■ **What is being asked**: Look through the data below. Collect every line where the word "рускай" occurs.

>>>>

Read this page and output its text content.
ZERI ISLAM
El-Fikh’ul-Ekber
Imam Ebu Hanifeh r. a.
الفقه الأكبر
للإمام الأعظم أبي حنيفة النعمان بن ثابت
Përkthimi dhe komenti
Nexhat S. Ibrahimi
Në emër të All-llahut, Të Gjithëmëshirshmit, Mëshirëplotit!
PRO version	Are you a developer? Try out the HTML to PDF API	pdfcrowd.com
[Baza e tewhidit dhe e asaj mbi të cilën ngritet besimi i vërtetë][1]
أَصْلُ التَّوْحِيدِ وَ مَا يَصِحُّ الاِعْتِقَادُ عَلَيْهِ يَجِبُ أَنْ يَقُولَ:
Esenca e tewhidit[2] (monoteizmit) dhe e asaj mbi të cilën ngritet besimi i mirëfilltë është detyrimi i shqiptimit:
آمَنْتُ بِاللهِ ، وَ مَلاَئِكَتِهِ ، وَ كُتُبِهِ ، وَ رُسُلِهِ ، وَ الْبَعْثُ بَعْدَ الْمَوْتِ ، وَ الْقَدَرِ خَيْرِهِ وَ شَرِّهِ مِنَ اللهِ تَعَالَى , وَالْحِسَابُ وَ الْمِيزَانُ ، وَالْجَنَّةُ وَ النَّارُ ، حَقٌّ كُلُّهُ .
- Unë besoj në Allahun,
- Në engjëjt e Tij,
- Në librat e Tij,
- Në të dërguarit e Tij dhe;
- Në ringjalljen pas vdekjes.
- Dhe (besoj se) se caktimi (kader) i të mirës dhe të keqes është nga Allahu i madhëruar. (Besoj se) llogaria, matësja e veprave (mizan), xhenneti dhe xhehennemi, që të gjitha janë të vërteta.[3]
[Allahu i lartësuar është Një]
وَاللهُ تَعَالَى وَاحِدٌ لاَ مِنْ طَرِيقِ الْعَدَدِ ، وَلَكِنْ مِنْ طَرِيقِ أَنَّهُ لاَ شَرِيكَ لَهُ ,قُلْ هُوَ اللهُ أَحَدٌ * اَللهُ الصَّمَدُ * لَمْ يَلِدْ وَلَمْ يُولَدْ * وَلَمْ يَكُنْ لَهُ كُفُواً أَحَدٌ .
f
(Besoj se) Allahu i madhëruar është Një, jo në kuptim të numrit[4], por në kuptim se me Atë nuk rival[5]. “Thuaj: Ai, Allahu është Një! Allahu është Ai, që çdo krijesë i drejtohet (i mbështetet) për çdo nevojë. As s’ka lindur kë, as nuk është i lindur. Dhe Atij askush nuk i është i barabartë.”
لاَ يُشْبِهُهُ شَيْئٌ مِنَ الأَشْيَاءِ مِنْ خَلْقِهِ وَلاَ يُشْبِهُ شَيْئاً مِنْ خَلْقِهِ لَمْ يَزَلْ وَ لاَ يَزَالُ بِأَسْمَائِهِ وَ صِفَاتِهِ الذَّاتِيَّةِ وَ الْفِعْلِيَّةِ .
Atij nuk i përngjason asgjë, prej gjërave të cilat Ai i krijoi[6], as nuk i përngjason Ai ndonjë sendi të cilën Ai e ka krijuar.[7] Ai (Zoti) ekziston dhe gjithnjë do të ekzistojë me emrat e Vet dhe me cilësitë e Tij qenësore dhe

<<<<
>>>>

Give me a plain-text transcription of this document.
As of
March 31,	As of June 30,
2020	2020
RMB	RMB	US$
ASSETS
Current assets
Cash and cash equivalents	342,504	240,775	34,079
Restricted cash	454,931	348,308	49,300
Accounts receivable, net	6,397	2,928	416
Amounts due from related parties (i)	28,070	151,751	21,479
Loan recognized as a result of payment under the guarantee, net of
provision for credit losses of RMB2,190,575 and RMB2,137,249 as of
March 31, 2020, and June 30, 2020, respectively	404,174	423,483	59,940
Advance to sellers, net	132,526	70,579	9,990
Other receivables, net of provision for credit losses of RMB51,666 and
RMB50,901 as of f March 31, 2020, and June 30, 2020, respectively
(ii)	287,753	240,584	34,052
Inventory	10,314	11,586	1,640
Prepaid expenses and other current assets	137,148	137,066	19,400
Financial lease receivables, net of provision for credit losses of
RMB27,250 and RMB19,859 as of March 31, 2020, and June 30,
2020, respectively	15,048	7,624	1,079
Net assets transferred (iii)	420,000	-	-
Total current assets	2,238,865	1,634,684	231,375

<<<<
>>>>

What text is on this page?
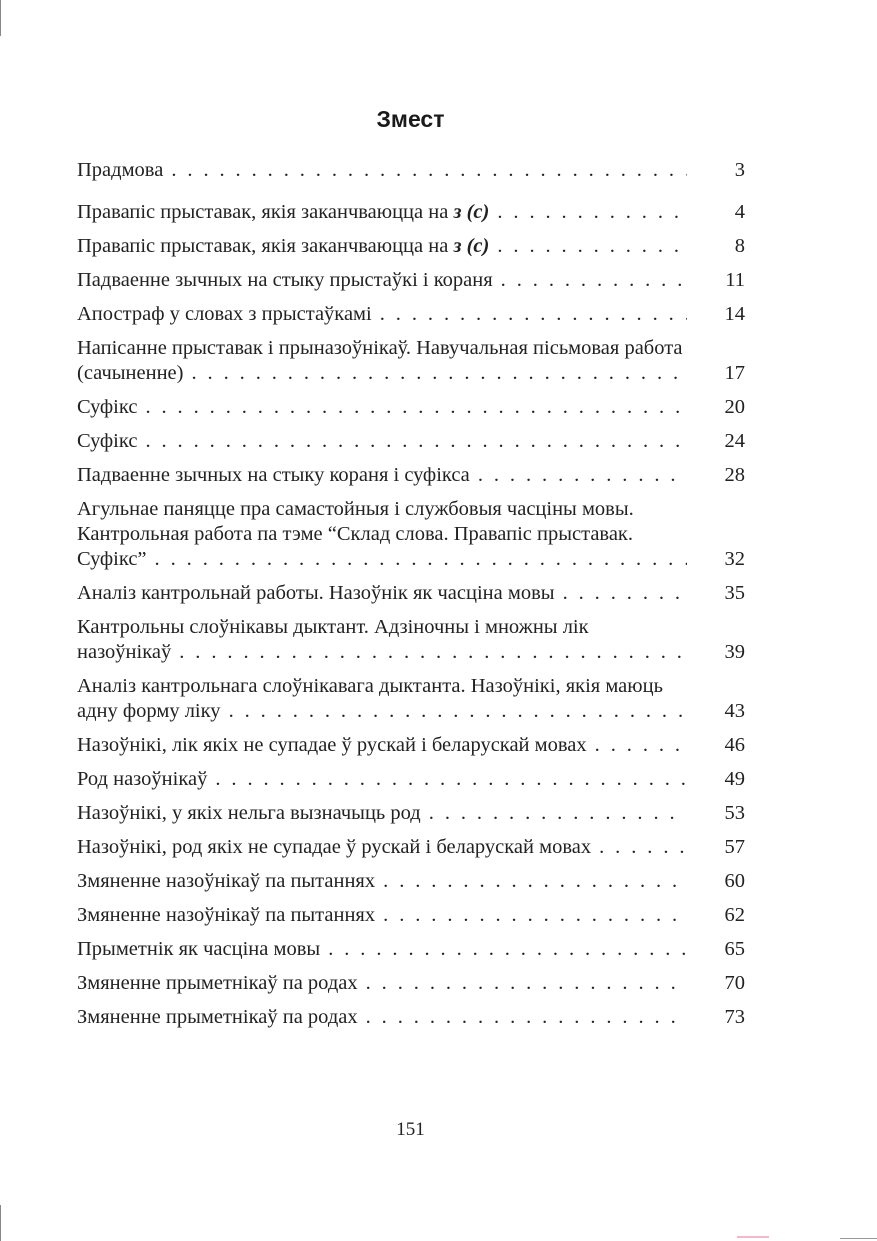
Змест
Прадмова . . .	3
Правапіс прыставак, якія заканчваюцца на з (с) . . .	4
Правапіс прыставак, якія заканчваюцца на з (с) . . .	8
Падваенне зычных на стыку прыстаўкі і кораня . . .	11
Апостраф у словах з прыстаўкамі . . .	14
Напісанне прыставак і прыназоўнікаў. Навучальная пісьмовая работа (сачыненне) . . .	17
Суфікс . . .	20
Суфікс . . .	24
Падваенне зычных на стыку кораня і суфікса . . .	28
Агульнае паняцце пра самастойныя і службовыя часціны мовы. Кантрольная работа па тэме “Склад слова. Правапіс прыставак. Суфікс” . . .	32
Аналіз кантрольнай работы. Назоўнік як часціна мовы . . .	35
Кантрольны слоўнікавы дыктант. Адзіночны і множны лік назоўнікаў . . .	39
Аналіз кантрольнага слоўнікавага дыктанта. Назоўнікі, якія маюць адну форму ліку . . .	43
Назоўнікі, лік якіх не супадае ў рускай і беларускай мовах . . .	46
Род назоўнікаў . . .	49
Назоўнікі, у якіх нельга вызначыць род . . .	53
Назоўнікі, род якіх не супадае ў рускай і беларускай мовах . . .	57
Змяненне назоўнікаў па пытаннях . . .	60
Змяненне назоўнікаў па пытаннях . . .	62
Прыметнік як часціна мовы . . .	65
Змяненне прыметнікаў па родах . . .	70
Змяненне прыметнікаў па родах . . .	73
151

<<<<

■ **Exercise output**:
Назоўнікі, лік якіх не супадае ў рускай і беларускай мовах . . .	46
Назоўнікі, род якіх не супадае ў рускай і беларускай мовах . . .	57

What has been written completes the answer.